An exploration of a secret history that happened in London just after the end of the war. Why was there a plot to assassinate Ernest Bevin, the Foreign Secretary by right-wing Jewish activists? When does loyalty to nation state conflict with loyalty to nation?

The task
Reproduce the passage about the plot to assassinate Ernest Bevin word for word, from "An exploration of" up to and including "loyalty to nation?".

Data listing
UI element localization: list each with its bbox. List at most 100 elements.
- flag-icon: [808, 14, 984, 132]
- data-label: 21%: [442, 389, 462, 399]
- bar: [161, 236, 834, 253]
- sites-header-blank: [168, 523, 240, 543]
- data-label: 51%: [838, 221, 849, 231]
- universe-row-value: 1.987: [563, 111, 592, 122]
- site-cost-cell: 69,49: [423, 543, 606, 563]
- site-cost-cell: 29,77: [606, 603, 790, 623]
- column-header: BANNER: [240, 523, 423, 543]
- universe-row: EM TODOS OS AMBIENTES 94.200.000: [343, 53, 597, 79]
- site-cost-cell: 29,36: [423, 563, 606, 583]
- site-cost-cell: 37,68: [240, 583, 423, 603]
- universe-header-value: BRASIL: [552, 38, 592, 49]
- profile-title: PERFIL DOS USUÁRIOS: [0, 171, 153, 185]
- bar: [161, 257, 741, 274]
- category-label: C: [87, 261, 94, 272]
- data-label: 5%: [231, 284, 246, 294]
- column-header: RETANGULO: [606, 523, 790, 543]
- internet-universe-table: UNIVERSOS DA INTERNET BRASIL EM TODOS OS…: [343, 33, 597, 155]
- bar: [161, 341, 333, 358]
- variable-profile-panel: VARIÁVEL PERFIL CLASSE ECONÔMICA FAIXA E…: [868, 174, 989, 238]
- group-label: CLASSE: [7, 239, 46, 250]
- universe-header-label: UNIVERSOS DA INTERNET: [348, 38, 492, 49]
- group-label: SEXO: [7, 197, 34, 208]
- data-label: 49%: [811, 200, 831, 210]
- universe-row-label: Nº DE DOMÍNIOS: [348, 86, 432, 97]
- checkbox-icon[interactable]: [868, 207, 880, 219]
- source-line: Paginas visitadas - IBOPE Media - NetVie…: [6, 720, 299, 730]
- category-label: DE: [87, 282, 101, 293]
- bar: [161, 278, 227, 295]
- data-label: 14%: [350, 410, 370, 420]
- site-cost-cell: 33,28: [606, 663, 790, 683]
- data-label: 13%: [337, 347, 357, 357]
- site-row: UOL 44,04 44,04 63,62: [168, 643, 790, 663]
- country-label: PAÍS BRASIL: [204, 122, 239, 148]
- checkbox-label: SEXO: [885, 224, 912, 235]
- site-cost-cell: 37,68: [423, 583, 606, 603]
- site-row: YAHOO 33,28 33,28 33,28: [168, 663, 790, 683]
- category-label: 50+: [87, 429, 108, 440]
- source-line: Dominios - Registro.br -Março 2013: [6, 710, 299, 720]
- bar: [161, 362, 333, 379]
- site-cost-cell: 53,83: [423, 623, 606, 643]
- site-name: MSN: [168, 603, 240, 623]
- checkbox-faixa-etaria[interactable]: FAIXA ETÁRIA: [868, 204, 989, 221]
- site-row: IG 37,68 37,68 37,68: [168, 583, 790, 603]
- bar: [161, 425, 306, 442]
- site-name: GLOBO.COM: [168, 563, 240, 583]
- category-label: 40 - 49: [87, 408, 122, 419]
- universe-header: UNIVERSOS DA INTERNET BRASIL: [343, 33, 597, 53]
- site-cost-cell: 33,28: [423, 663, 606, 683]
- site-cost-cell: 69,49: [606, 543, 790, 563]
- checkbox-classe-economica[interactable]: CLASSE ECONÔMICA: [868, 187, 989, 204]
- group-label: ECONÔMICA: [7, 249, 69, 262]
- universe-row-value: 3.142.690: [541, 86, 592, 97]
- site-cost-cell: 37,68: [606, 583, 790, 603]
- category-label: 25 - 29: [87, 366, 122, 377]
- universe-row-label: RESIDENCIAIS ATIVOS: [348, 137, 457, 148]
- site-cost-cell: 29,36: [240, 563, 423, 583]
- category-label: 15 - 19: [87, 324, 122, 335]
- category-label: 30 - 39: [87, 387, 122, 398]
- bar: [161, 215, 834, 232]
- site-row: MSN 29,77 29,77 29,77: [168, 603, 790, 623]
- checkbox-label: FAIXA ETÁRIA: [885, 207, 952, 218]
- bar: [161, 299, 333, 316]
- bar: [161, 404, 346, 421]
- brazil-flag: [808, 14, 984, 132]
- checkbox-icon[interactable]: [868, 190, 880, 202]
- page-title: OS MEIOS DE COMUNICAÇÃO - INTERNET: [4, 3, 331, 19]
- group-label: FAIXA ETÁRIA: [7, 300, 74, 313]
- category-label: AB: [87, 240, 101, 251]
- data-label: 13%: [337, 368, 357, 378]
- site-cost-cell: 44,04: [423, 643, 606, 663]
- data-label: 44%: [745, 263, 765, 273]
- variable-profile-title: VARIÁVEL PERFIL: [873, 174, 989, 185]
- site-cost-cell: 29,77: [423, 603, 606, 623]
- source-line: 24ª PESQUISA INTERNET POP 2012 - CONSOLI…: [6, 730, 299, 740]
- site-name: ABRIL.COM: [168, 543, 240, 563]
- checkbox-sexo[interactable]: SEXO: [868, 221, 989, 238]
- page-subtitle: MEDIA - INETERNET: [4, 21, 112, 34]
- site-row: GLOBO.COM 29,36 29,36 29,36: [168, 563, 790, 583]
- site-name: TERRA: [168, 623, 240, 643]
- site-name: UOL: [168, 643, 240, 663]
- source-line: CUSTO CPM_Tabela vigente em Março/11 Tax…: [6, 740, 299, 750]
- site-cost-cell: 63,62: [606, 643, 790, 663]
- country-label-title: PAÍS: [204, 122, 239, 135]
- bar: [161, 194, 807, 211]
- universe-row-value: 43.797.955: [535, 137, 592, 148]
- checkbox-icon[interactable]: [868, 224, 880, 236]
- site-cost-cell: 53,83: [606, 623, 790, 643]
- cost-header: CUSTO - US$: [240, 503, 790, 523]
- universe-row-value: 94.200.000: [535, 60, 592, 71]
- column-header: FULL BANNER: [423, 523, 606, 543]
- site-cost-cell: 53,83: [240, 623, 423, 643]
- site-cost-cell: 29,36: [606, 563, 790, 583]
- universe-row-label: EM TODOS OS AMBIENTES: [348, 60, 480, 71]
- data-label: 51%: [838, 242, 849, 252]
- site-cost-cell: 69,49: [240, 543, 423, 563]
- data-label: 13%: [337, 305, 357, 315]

Response to this task
An exploration of a secret history that happened in London just after the end of the war. Why was there a plot to assassinate Ernest Bevin, the Foreign Secretary by right-wing Jewish activists? When does loyalty to nation state conflict with loyalty to nation?